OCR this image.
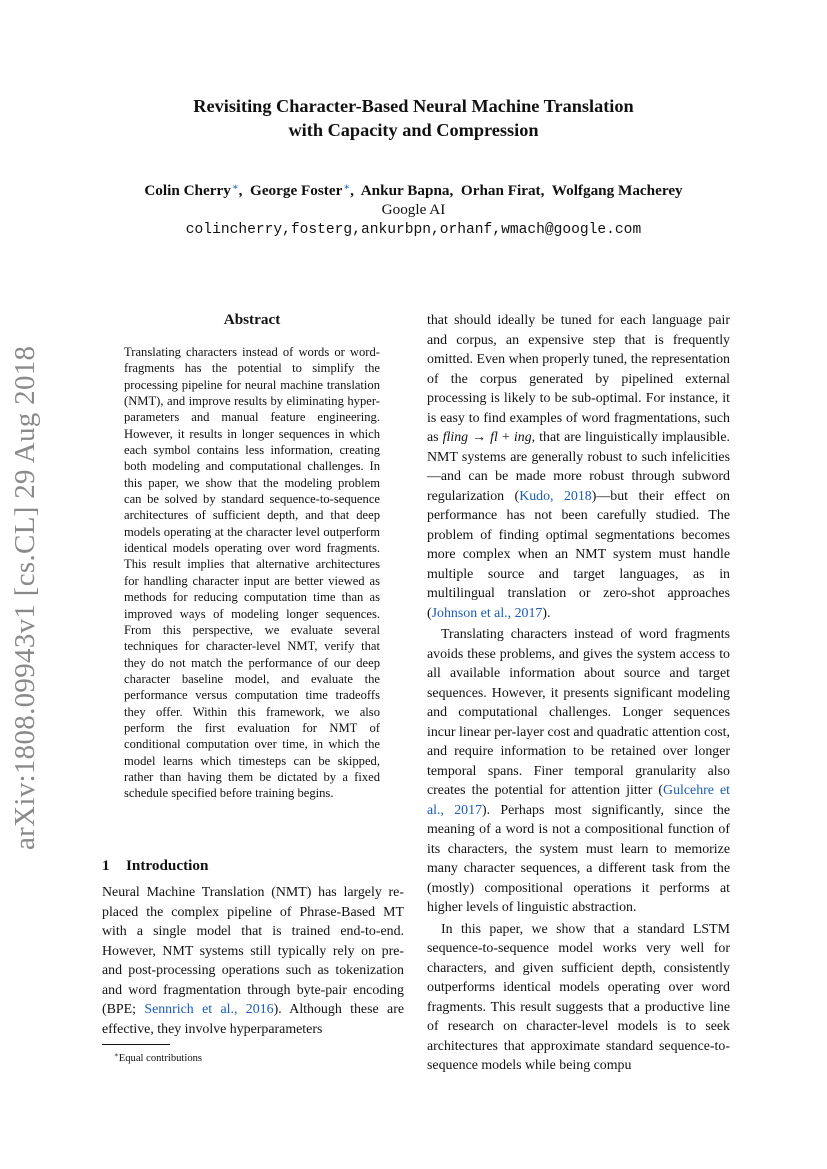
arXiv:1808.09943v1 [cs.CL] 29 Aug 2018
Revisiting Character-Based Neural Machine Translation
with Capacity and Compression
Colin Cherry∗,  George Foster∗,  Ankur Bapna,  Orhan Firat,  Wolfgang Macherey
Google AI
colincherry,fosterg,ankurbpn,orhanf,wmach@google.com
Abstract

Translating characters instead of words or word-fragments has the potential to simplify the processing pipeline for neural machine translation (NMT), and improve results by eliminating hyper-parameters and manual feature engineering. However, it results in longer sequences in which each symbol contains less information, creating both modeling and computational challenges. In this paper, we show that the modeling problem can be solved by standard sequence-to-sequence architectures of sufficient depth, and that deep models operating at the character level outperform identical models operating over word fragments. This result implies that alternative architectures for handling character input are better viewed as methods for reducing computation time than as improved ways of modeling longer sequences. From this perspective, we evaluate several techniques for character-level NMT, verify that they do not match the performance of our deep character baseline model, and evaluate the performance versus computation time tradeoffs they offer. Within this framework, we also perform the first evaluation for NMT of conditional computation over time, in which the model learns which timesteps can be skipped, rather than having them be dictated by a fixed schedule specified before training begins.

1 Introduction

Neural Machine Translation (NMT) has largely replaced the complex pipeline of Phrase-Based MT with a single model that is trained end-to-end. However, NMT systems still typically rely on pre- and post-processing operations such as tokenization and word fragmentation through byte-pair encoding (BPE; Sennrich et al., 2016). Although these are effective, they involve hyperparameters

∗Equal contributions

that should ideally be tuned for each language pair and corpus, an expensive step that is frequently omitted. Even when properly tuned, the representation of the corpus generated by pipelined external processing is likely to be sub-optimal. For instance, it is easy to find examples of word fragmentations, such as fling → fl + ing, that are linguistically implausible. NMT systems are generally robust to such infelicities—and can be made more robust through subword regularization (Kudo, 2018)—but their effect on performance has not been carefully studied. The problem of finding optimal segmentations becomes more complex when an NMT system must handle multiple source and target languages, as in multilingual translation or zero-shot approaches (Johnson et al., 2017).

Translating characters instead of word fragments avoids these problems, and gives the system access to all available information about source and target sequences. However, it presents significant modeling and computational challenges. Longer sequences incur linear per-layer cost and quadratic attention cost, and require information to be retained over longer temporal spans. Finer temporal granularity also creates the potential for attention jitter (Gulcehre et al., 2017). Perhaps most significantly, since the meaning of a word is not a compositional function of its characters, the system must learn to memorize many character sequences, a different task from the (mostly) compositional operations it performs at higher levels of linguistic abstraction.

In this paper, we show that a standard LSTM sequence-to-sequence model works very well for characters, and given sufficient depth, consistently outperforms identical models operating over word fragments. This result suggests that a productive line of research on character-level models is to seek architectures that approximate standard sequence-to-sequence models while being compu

__WHAT IS REQUIRED__:
Without the pictures, reproduce every line of the records above exactly.

__RESPONSE FOR THIS EXERCISE__:
OCR this image.
arXiv:1808.09943v1 [cs.CL] 29 Aug 2018
Revisiting Character-Based Neural Machine Translation
with Capacity and Compression
Colin Cherry∗,  George Foster∗,  Ankur Bapna,  Orhan Firat,  Wolfgang Macherey
Google AI
colincherry,fosterg,ankurbpn,orhanf,wmach@google.com
Abstract

Translating characters instead of words or word-fragments has the potential to simplify the processing pipeline for neural machine translation (NMT), and improve results by eliminating hyper-parameters and manual feature engineering. However, it results in longer sequences in which each symbol contains less information, creating both modeling and computational challenges. In this paper, we show that the modeling problem can be solved by standard sequence-to-sequence architectures of sufficient depth, and that deep models operating at the character level outperform identical models operating over word fragments. This result implies that alternative architectures for handling character input are better viewed as methods for reducing computation time than as improved ways of modeling longer sequences. From this perspective, we evaluate several techniques for character-level NMT, verify that they do not match the performance of our deep character baseline model, and evaluate the performance versus computation time tradeoffs they offer. Within this framework, we also perform the first evaluation for NMT of conditional computation over time, in which the model learns which timesteps can be skipped, rather than having them be dictated by a fixed schedule specified before training begins.

1 Introduction

Neural Machine Translation (NMT) has largely replaced the complex pipeline of Phrase-Based MT with a single model that is trained end-to-end. However, NMT systems still typically rely on pre- and post-processing operations such as tokenization and word fragmentation through byte-pair encoding (BPE; Sennrich et al., 2016). Although these are effective, they involve hyperparameters

∗Equal contributions

that should ideally be tuned for each language pair and corpus, an expensive step that is frequently omitted. Even when properly tuned, the representation of the corpus generated by pipelined external processing is likely to be sub-optimal. For instance, it is easy to find examples of word fragmentations, such as fling → fl + ing, that are linguistically implausible. NMT systems are generally robust to such infelicities—and can be made more robust through subword regularization (Kudo, 2018)—but their effect on performance has not been carefully studied. The problem of finding optimal segmentations becomes more complex when an NMT system must handle multiple source and target languages, as in multilingual translation or zero-shot approaches (Johnson et al., 2017).

Translating characters instead of word fragments avoids these problems, and gives the system access to all available information about source and target sequences. However, it presents significant modeling and computational challenges. Longer sequences incur linear per-layer cost and quadratic attention cost, and require information to be retained over longer temporal spans. Finer temporal granularity also creates the potential for attention jitter (Gulcehre et al., 2017). Perhaps most significantly, since the meaning of a word is not a compositional function of its characters, the system must learn to memorize many character sequences, a different task from the (mostly) compositional operations it performs at higher levels of linguistic abstraction.

In this paper, we show that a standard LSTM sequence-to-sequence model works very well for characters, and given sufficient depth, consistently outperforms identical models operating over word fragments. This result suggests that a productive line of research on character-level models is to seek architectures that approximate standard sequence-to-sequence models while being compu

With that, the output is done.